■ Exercise brief ■
Rewrite the lines from the one containing "data-point[interactable] [105,446,110,451]" through the one containing "data-point[interactable] [378,405,383,410]", both included, changing "million t" to "million tonnes" and keeping everything else the same. Return only those lines.

■ Data in this exercise ■
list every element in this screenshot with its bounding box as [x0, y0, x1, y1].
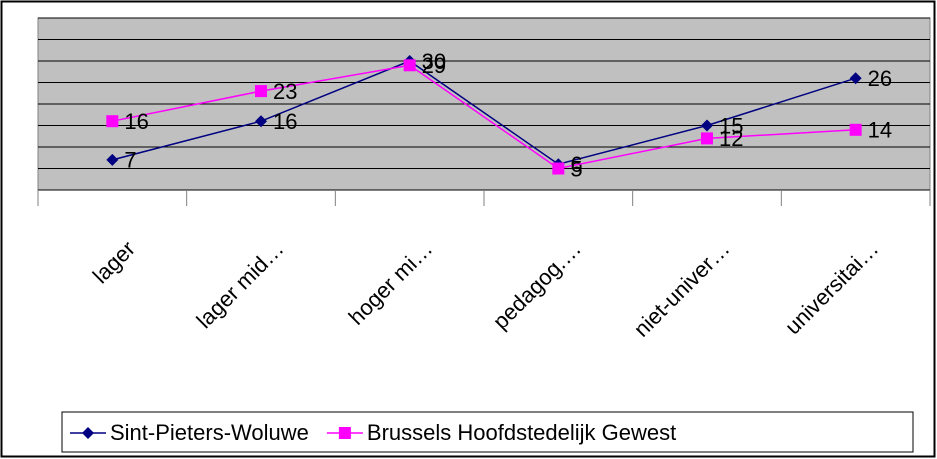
marker [849, 123, 862, 136]
marker [701, 132, 713, 145]
legend-label: Brussels Hoofdstedelijk Gewest [367, 420, 676, 445]
series-line [112, 64, 856, 170]
marker [552, 162, 565, 175]
marker [82, 427, 94, 439]
marker [106, 115, 119, 128]
data-label: 23 [273, 79, 297, 104]
data-label: 15 [719, 113, 743, 138]
series-line [112, 60, 856, 166]
legend [61, 411, 914, 453]
data-label: 14 [868, 118, 892, 143]
legend-label: Sint-Pieters-Woluwe [110, 420, 309, 445]
data-label: 16 [124, 109, 148, 134]
marker [849, 72, 862, 85]
marker [255, 85, 267, 98]
data-label: 5 [570, 156, 582, 181]
data-label: 12 [719, 126, 743, 151]
data-label: 7 [124, 148, 136, 173]
marker [106, 153, 119, 166]
data-label: 16 [273, 109, 297, 134]
marker [255, 115, 267, 128]
marker [403, 59, 416, 72]
data-label: 29 [422, 53, 446, 78]
marker [701, 119, 713, 132]
data-label: 30 [422, 49, 446, 74]
data-label: 26 [868, 66, 892, 91]
marker [338, 427, 351, 439]
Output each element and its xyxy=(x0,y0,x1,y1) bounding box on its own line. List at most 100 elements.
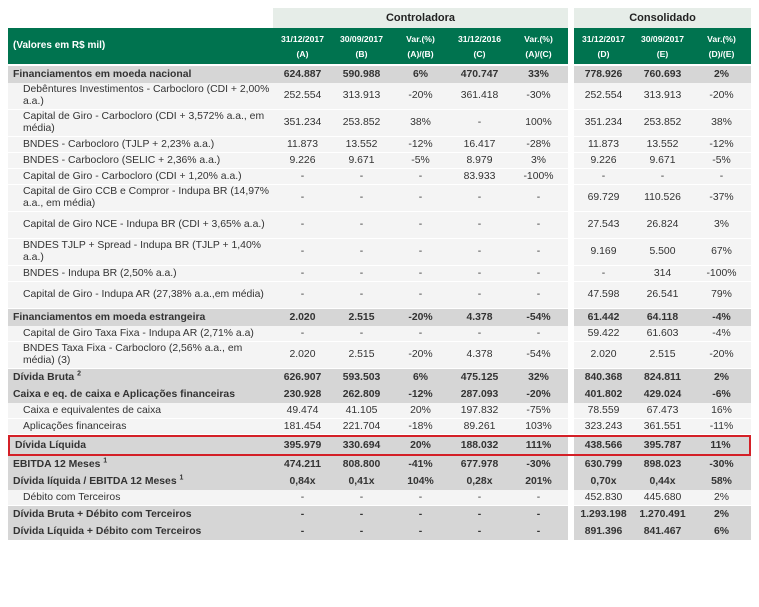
table-row: Dívida Bruta 2 626.907 593.503 6% 475.125 32%… xyxy=(8,369,751,386)
table-cell: - xyxy=(509,523,568,540)
table-cell: 0,84x xyxy=(273,473,332,490)
table-cell: 26.541 xyxy=(633,282,692,309)
table-cell: 16% xyxy=(692,403,751,419)
table-cell: 100% xyxy=(509,110,568,137)
table-cell: -75% xyxy=(509,403,568,419)
table-cell: 64.118 xyxy=(633,309,692,326)
table-cell: 11.873 xyxy=(574,137,633,153)
row-label-text: Caixa e eq. de caixa e Aplicações financ… xyxy=(13,388,235,400)
table-cell: 252.554 xyxy=(574,83,633,110)
table-cell: - xyxy=(391,282,450,309)
col-header: Var.(%) (A)/(B) xyxy=(391,28,450,64)
table-cell: - xyxy=(450,506,509,523)
table-cell: 445.680 xyxy=(633,490,692,506)
table-cell: 2.515 xyxy=(633,342,692,369)
table-row: Dívida Bruta + Débito com Terceiros - - - - -… xyxy=(8,506,751,523)
table-cell: - xyxy=(273,326,332,342)
table-cell: 253.852 xyxy=(332,110,391,137)
header-columns-row: (Valores em R$ mil) 31/12/2017 (A) 30/09/… xyxy=(8,28,751,64)
row-label: BNDES - Carbocloro (TJLP + 2,23% a.a.) xyxy=(8,137,273,153)
table-cell: - xyxy=(509,185,568,212)
table-cell: 808.800 xyxy=(332,456,391,473)
row-label-text: Caixa e equivalentes de caixa xyxy=(23,404,162,416)
table-cell: 5.500 xyxy=(633,239,692,266)
table-row: Caixa e equivalentes de caixa 49.474 41.10… xyxy=(8,403,751,419)
table-cell: -100% xyxy=(692,266,751,282)
table-cell: - xyxy=(273,506,332,523)
table-cell: -20% xyxy=(391,83,450,110)
table-cell: 429.024 xyxy=(633,386,692,403)
table-cell: - xyxy=(633,169,692,185)
table-cell: - xyxy=(574,169,633,185)
row-label: Dívida Bruta 2 xyxy=(8,369,273,386)
row-label-text: BNDES TJLP + Spread - Indupa BR (TJLP + … xyxy=(23,240,261,263)
table-cell: 221.704 xyxy=(332,419,391,435)
table-cell: -12% xyxy=(692,137,751,153)
table-cell: 351.234 xyxy=(574,110,633,137)
table-cell: 330.694 xyxy=(332,435,391,456)
group-controladora: Controladora xyxy=(273,8,568,28)
table-cell: 2.515 xyxy=(332,342,391,369)
table-cell: 2.020 xyxy=(574,342,633,369)
table-cell: 9.169 xyxy=(574,239,633,266)
table-row: Capital de Giro - Indupa AR (27,38% a.a.… xyxy=(8,282,751,309)
table-cell: 9.226 xyxy=(574,153,633,169)
table-cell: 401.802 xyxy=(574,386,633,403)
table-cell: 475.125 xyxy=(450,369,509,386)
table-cell: -37% xyxy=(692,185,751,212)
table-cell: 474.211 xyxy=(273,456,332,473)
table-cell: 47.598 xyxy=(574,282,633,309)
table-cell: 2% xyxy=(692,66,751,83)
row-label-text: Capital de Giro - Carbocloro (CDI + 1,20… xyxy=(23,170,242,182)
table-cell: 361.418 xyxy=(450,83,509,110)
table-cell: -11% xyxy=(692,419,751,435)
table-cell: 89.261 xyxy=(450,419,509,435)
table-row: BNDES - Carbocloro (TJLP + 2,23% a.a.) 11… xyxy=(8,137,751,153)
table-cell: 13.552 xyxy=(633,137,692,153)
table-cell: - xyxy=(332,506,391,523)
table-cell: 840.368 xyxy=(574,369,633,386)
table-cell: 104% xyxy=(391,473,450,490)
table-row: Dívida líquida / EBITDA 12 Meses 1 0,84x 0… xyxy=(8,473,751,490)
table-cell: 32% xyxy=(509,369,568,386)
table-row: Débito com Terceiros - - - - -452.830 445.680 2… xyxy=(8,490,751,506)
table-cell: - xyxy=(509,326,568,342)
table-cell: 891.396 xyxy=(574,523,633,540)
table-cell: -54% xyxy=(509,309,568,326)
table-cell: -20% xyxy=(391,309,450,326)
table-cell: - xyxy=(391,326,450,342)
table-cell: 323.243 xyxy=(574,419,633,435)
table-cell: - xyxy=(332,490,391,506)
row-label-text: BNDES - Carbocloro (TJLP + 2,23% a.a.) xyxy=(23,138,215,150)
row-label-text: Capital de Giro CCB e Compror - Indupa B… xyxy=(23,186,270,209)
row-label-text: Capital de Giro Taxa Fixa - Indupa AR (2… xyxy=(23,327,254,339)
table-row: Financiamentos em moeda nacional 624.887 5… xyxy=(8,66,751,83)
table-cell: 197.832 xyxy=(450,403,509,419)
table-cell: 760.693 xyxy=(633,66,692,83)
table-row: Capital de Giro - Carbocloro (CDI + 1,20… xyxy=(8,169,751,185)
table-cell: 253.852 xyxy=(633,110,692,137)
col-header: 31/12/2017 (D) xyxy=(574,28,633,64)
row-label: Capital de Giro - Indupa AR (27,38% a.a.… xyxy=(8,282,273,309)
row-label: BNDES - Indupa BR (2,50% a.a.) xyxy=(8,266,273,282)
table-cell: - xyxy=(574,266,633,282)
table-row: Aplicações financeiras 181.454 221.704 -18%… xyxy=(8,419,751,435)
table-cell: -30% xyxy=(509,456,568,473)
table-cell: 11.873 xyxy=(273,137,332,153)
table-cell: 38% xyxy=(692,110,751,137)
table-cell: - xyxy=(509,282,568,309)
table-cell: 624.887 xyxy=(273,66,332,83)
table-cell: 69.729 xyxy=(574,185,633,212)
table-cell: 188.032 xyxy=(450,435,509,456)
table-cell: 470.747 xyxy=(450,66,509,83)
table-cell: 11% xyxy=(692,435,751,456)
footnote-marker: 1 xyxy=(179,474,184,482)
row-label-text: BNDES - Carbocloro (SELIC + 2,36% a.a.) xyxy=(23,154,221,166)
table-row: Dívida Líquida + Débito com Terceiros - - -… xyxy=(8,523,751,540)
table-cell: 590.988 xyxy=(332,66,391,83)
table-cell: 38% xyxy=(391,110,450,137)
table-cell: 252.554 xyxy=(273,83,332,110)
table-cell: - xyxy=(332,326,391,342)
table-cell: 67.473 xyxy=(633,403,692,419)
row-label: Capital de Giro CCB e Compror - Indupa B… xyxy=(8,185,273,212)
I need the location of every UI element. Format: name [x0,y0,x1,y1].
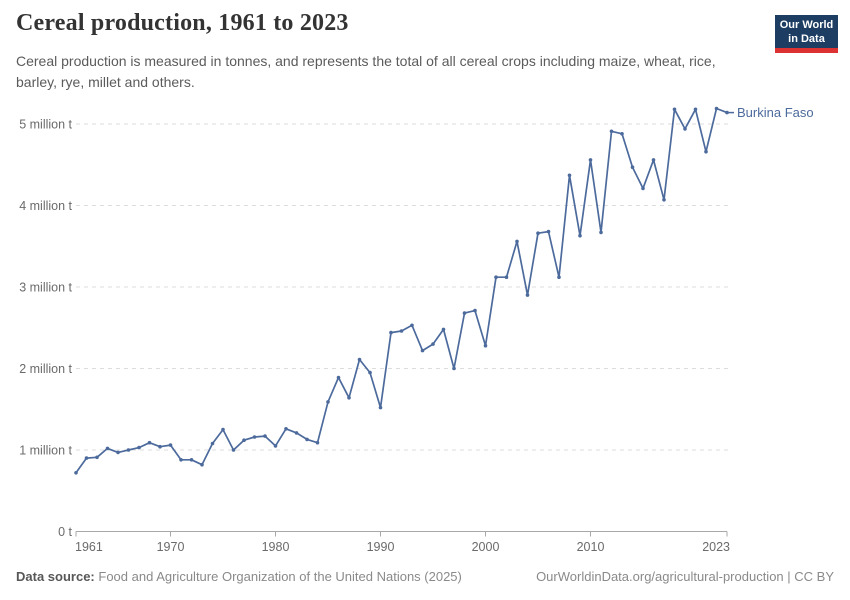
data-point[interactable] [105,446,110,451]
data-point[interactable] [95,455,99,460]
data-point[interactable] [273,444,278,448]
data-point[interactable] [326,400,330,404]
data-source-note: Data source: Food and Agriculture Organi… [16,569,462,584]
data-point[interactable] [683,127,687,131]
data-point[interactable] [620,132,624,136]
data-point[interactable] [630,165,635,169]
data-point[interactable] [599,230,603,235]
data-point[interactable] [578,233,582,238]
data-point[interactable] [704,149,708,154]
series-label-burkina-faso: Burkina Faso [737,105,814,120]
y-axis-label: 3 million t [19,281,72,295]
data-point[interactable] [315,440,320,445]
data-point[interactable] [410,323,414,328]
data-point[interactable] [179,458,183,462]
data-point[interactable] [294,431,299,435]
credit-link[interactable]: OurWorldinData.org/agricultural-producti… [536,569,834,584]
data-point[interactable] [368,370,372,375]
data-point[interactable] [147,440,152,445]
data-point[interactable] [462,311,467,315]
x-axis-label: 2010 [577,540,605,554]
y-axis-label: 5 million t [19,118,72,132]
data-point[interactable] [137,445,141,450]
x-axis-label: 1980 [262,540,290,554]
data-point[interactable] [210,441,215,446]
chart-subtitle: Cereal production is measured in tonnes,… [16,53,716,90]
y-axis-label: 1 million t [19,444,72,458]
data-point[interactable] [452,366,456,371]
x-axis-label: 1961 [75,540,103,554]
data-source-label: Data source: [16,569,95,584]
data-point[interactable] [399,329,404,333]
data-point[interactable] [200,462,204,467]
data-point[interactable] [378,405,383,410]
data-point[interactable] [221,427,225,432]
y-axis-label: 2 million t [19,362,72,376]
data-point[interactable] [567,173,572,178]
data-point[interactable] [284,427,288,431]
data-point[interactable] [84,456,89,460]
data-point[interactable] [242,438,246,443]
data-point[interactable] [483,343,488,348]
logo-text-line1: Our World [779,19,834,31]
data-point[interactable] [126,448,131,452]
data-point[interactable] [473,308,477,313]
data-point[interactable] [74,471,78,475]
data-point[interactable] [357,357,362,362]
data-point[interactable] [725,110,729,115]
y-axis-label: 4 million t [19,199,72,213]
data-point[interactable] [158,444,162,449]
data-point[interactable] [116,450,120,455]
x-axis-label: 1990 [367,540,395,554]
data-point[interactable] [168,443,173,447]
data-point[interactable] [347,396,351,400]
data-point[interactable] [609,129,614,134]
data-point[interactable] [536,231,540,235]
data-point[interactable] [336,375,341,380]
data-point[interactable] [420,348,425,353]
data-point[interactable] [672,107,677,112]
data-point[interactable] [588,158,593,162]
data-point[interactable] [252,435,257,439]
data-source-text: Food and Agriculture Organization of the… [98,569,462,584]
data-point[interactable] [263,434,267,438]
data-point[interactable] [662,198,666,202]
x-axis-label: 2000 [472,540,500,554]
page-title: Cereal production, 1961 to 2023 [16,10,349,36]
data-point[interactable] [494,275,498,280]
data-point[interactable] [189,458,194,462]
data-point[interactable] [714,106,719,111]
y-axis-label: 0 t [58,525,72,539]
x-axis-label: 1970 [157,540,185,554]
data-point[interactable] [651,158,656,162]
logo-text-line2: in Data [788,33,825,46]
data-point[interactable] [441,327,446,332]
data-point[interactable] [431,342,435,346]
data-point[interactable] [515,239,519,244]
data-point[interactable] [693,107,698,112]
data-point[interactable] [504,275,509,280]
data-point[interactable] [305,437,309,442]
data-line [75,107,728,474]
data-point[interactable] [525,293,530,297]
data-point[interactable] [546,229,551,234]
data-point[interactable] [557,275,561,280]
owid-logo: Our World in Data [775,15,838,54]
data-point[interactable] [389,330,393,335]
data-point[interactable] [231,448,236,452]
x-axis-label: 2023 [702,540,730,554]
data-point[interactable] [641,186,645,191]
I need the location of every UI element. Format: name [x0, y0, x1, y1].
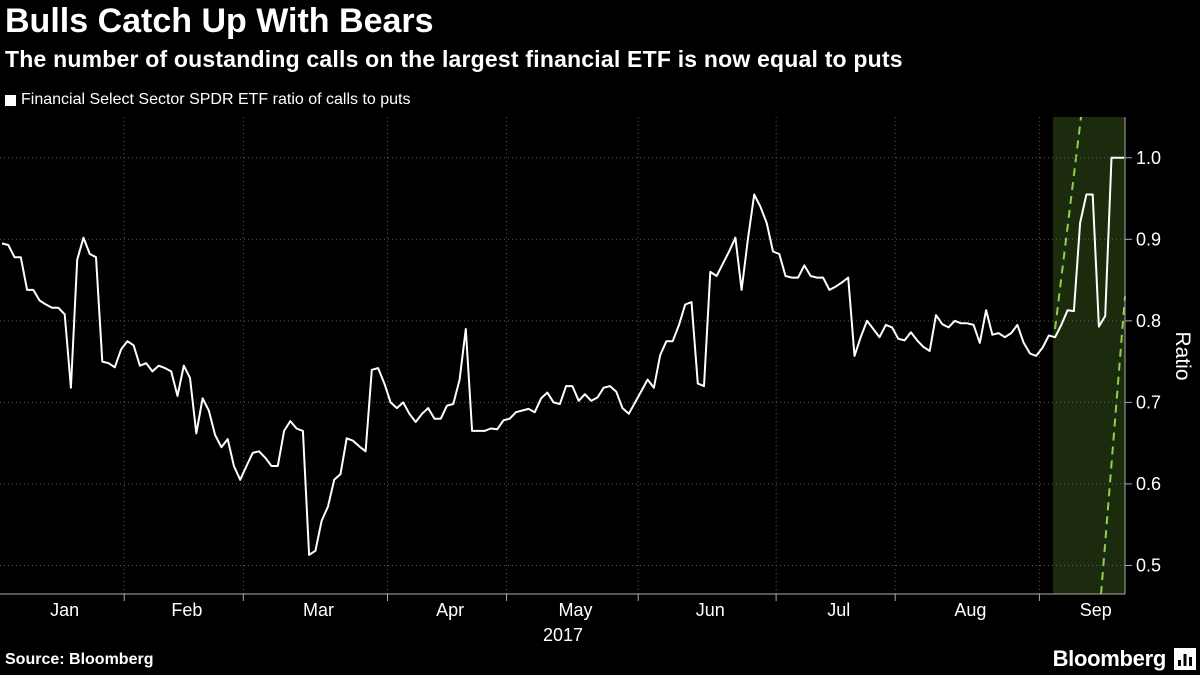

■ Final result ■
data-point[interactable] [105,446,110,451]
data-point[interactable] [95,455,99,460]
data-point[interactable] [273,444,278,448]
data-point[interactable] [326,400,330,404]
data-source-note: Data source: Food and Agriculture Organi… [16,569,462,584]
data-point[interactable] [683,127,687,131]
data-point[interactable] [620,132,624,136]
data-point[interactable] [630,165,635,169]
data-point[interactable] [599,230,603,235]
data-point[interactable] [578,233,582,238]
data-point[interactable] [704,149,708,154]
series-label-burkina-faso: Burkina Faso [737,105,814,120]
y-axis-label: 3 million tonnes [19,281,72,295]
data-point[interactable] [315,440,320,445]
data-point[interactable] [410,323,414,328]
data-point[interactable] [179,458,183,462]
data-point[interactable] [294,431,299,435]
credit-link[interactable]: OurWorldinData.org/agricultural-producti… [536,569,834,584]
data-point[interactable] [368,370,372,375]
data-point[interactable] [147,440,152,445]
data-point[interactable] [462,311,467,315]
x-axis-label: 2010 [577,540,605,554]
y-axis-label: 5 million tonnes [19,118,72,132]
data-point[interactable] [137,445,141,450]
x-axis-label: 1980 [262,540,290,554]
data-point[interactable] [210,441,215,446]
chart-subtitle: Cereal production is measured in tonnes,… [16,53,716,90]
y-axis-label: 1 million tonnes [19,444,72,458]
data-point[interactable] [452,366,456,371]
x-axis-label: 1961 [75,540,103,554]
data-source-label: Data source: [16,569,95,584]
data-point[interactable] [399,329,404,333]
data-point[interactable] [200,462,204,467]
data-point[interactable] [378,405,383,410]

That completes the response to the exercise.